**Directions for this task:** Leave the pictures out. Return all other data exactly.

Figure data in JSON
########

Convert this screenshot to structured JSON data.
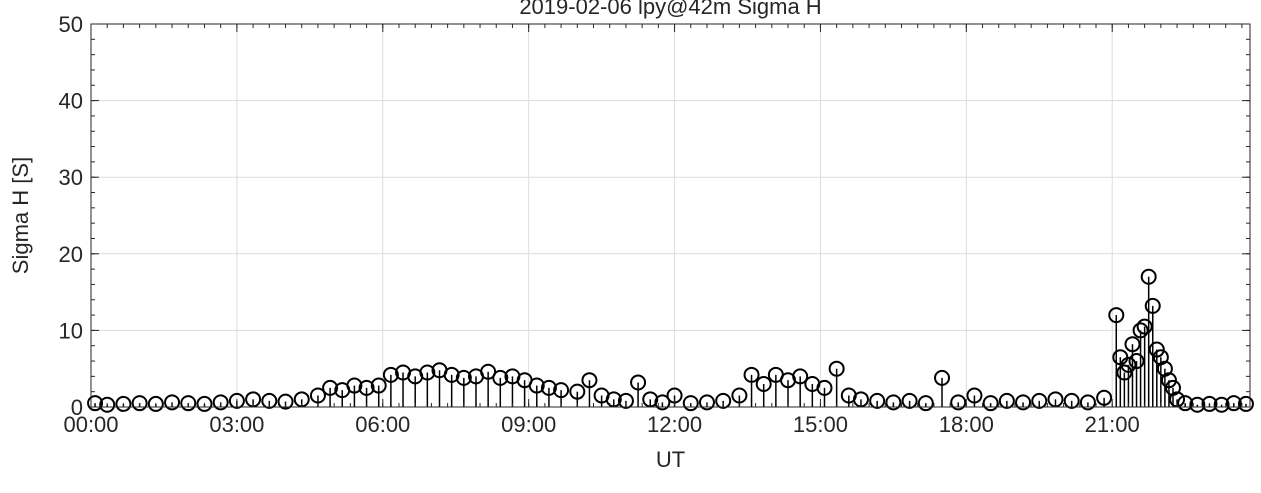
{
  "chart_data": {
    "type": "scatter",
    "title": "2019-02-06  lpy@42m Sigma H",
    "xlabel": "UT",
    "ylabel": "Sigma H [S]",
    "xlim": [
      "00:00",
      "23:50"
    ],
    "ylim": [
      0,
      50
    ],
    "xticks": [
      "00:00",
      "03:00",
      "06:00",
      "09:00",
      "12:00",
      "15:00",
      "18:00",
      "21:00"
    ],
    "yticks": [
      "0",
      "10",
      "20",
      "30",
      "40",
      "50"
    ],
    "grid": true,
    "marker": "open-circle",
    "series": [
      {
        "style": "stem",
        "color": "#000000",
        "x": [
          "00:05",
          "00:20",
          "00:40",
          "01:00",
          "01:20",
          "01:40",
          "02:00",
          "02:20",
          "02:40",
          "03:00",
          "03:20",
          "03:40",
          "04:00",
          "04:20",
          "04:40",
          "04:55",
          "05:10",
          "05:25",
          "05:40",
          "05:55",
          "06:10",
          "06:25",
          "06:40",
          "06:55",
          "07:10",
          "07:25",
          "07:40",
          "07:55",
          "08:10",
          "08:25",
          "08:40",
          "08:55",
          "09:10",
          "09:25",
          "09:40",
          "10:00",
          "10:15",
          "10:30",
          "10:45",
          "11:00",
          "11:15",
          "11:30",
          "11:45",
          "12:00",
          "12:20",
          "12:40",
          "13:00",
          "13:20",
          "13:35",
          "13:50",
          "14:05",
          "14:20",
          "14:35",
          "14:50",
          "15:05",
          "15:20",
          "15:35",
          "15:50",
          "16:10",
          "16:30",
          "16:50",
          "17:10",
          "17:30",
          "17:50",
          "18:10",
          "18:30",
          "18:50",
          "19:10",
          "19:30",
          "19:50",
          "20:10",
          "20:30",
          "20:50",
          "21:05",
          "21:10",
          "21:15",
          "21:20",
          "21:25",
          "21:30",
          "21:35",
          "21:40",
          "21:45",
          "21:50",
          "21:55",
          "22:00",
          "22:05",
          "22:10",
          "22:15",
          "22:20",
          "22:30",
          "22:45",
          "23:00",
          "23:15",
          "23:30",
          "23:45"
        ],
        "values": [
          0.5,
          0.3,
          0.4,
          0.5,
          0.4,
          0.6,
          0.5,
          0.4,
          0.6,
          0.8,
          1.0,
          0.8,
          0.7,
          1.0,
          1.5,
          2.5,
          2.2,
          2.8,
          2.5,
          2.8,
          4.2,
          4.5,
          4.0,
          4.5,
          4.8,
          4.2,
          3.8,
          4.0,
          4.6,
          3.8,
          4.0,
          3.5,
          2.8,
          2.5,
          2.2,
          2.0,
          3.5,
          1.5,
          1.0,
          0.8,
          3.2,
          1.0,
          0.6,
          1.5,
          0.5,
          0.6,
          0.8,
          1.5,
          4.2,
          3.0,
          4.2,
          3.5,
          4.0,
          3.0,
          2.5,
          5.0,
          1.5,
          1.0,
          0.8,
          0.6,
          0.8,
          0.5,
          3.8,
          0.6,
          1.5,
          0.5,
          0.8,
          0.6,
          0.8,
          1.0,
          0.8,
          0.6,
          1.2,
          12.0,
          6.5,
          4.5,
          5.5,
          8.2,
          6.0,
          10.0,
          10.5,
          17.0,
          13.2,
          7.5,
          6.5,
          5.0,
          3.5,
          2.5,
          1.0,
          0.5,
          0.3,
          0.4,
          0.3,
          0.5,
          0.4
        ]
      }
    ]
  }
}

########

**Exercise result:**
Convert this screenshot to structured JSON data.
{
  "chart_data": {
    "type": "scatter",
    "title": "2019-02-06  lpy@42m Sigma H",
    "xlabel": "UT",
    "ylabel": "Sigma H [S]",
    "xlim": [
      "00:00",
      "23:50"
    ],
    "ylim": [
      0,
      50
    ],
    "xticks": [
      "00:00",
      "03:00",
      "06:00",
      "09:00",
      "12:00",
      "15:00",
      "18:00",
      "21:00"
    ],
    "yticks": [
      "0",
      "10",
      "20",
      "30",
      "40",
      "50"
    ],
    "grid": true,
    "marker": "open-circle",
    "series": [
      {
        "style": "stem",
        "color": "#000000",
        "x": [
          "00:05",
          "00:20",
          "00:40",
          "01:00",
          "01:20",
          "01:40",
          "02:00",
          "02:20",
          "02:40",
          "03:00",
          "03:20",
          "03:40",
          "04:00",
          "04:20",
          "04:40",
          "04:55",
          "05:10",
          "05:25",
          "05:40",
          "05:55",
          "06:10",
          "06:25",
          "06:40",
          "06:55",
          "07:10",
          "07:25",
          "07:40",
          "07:55",
          "08:10",
          "08:25",
          "08:40",
          "08:55",
          "09:10",
          "09:25",
          "09:40",
          "10:00",
          "10:15",
          "10:30",
          "10:45",
          "11:00",
          "11:15",
          "11:30",
          "11:45",
          "12:00",
          "12:20",
          "12:40",
          "13:00",
          "13:20",
          "13:35",
          "13:50",
          "14:05",
          "14:20",
          "14:35",
          "14:50",
          "15:05",
          "15:20",
          "15:35",
          "15:50",
          "16:10",
          "16:30",
          "16:50",
          "17:10",
          "17:30",
          "17:50",
          "18:10",
          "18:30",
          "18:50",
          "19:10",
          "19:30",
          "19:50",
          "20:10",
          "20:30",
          "20:50",
          "21:05",
          "21:10",
          "21:15",
          "21:20",
          "21:25",
          "21:30",
          "21:35",
          "21:40",
          "21:45",
          "21:50",
          "21:55",
          "22:00",
          "22:05",
          "22:10",
          "22:15",
          "22:20",
          "22:30",
          "22:45",
          "23:00",
          "23:15",
          "23:30",
          "23:45"
        ],
        "values": [
          0.5,
          0.3,
          0.4,
          0.5,
          0.4,
          0.6,
          0.5,
          0.4,
          0.6,
          0.8,
          1.0,
          0.8,
          0.7,
          1.0,
          1.5,
          2.5,
          2.2,
          2.8,
          2.5,
          2.8,
          4.2,
          4.5,
          4.0,
          4.5,
          4.8,
          4.2,
          3.8,
          4.0,
          4.6,
          3.8,
          4.0,
          3.5,
          2.8,
          2.5,
          2.2,
          2.0,
          3.5,
          1.5,
          1.0,
          0.8,
          3.2,
          1.0,
          0.6,
          1.5,
          0.5,
          0.6,
          0.8,
          1.5,
          4.2,
          3.0,
          4.2,
          3.5,
          4.0,
          3.0,
          2.5,
          5.0,
          1.5,
          1.0,
          0.8,
          0.6,
          0.8,
          0.5,
          3.8,
          0.6,
          1.5,
          0.5,
          0.8,
          0.6,
          0.8,
          1.0,
          0.8,
          0.6,
          1.2,
          12.0,
          6.5,
          4.5,
          5.5,
          8.2,
          6.0,
          10.0,
          10.5,
          17.0,
          13.2,
          7.5,
          6.5,
          5.0,
          3.5,
          2.5,
          1.0,
          0.5,
          0.3,
          0.4,
          0.3,
          0.5,
          0.4
        ]
      }
    ]
  }
}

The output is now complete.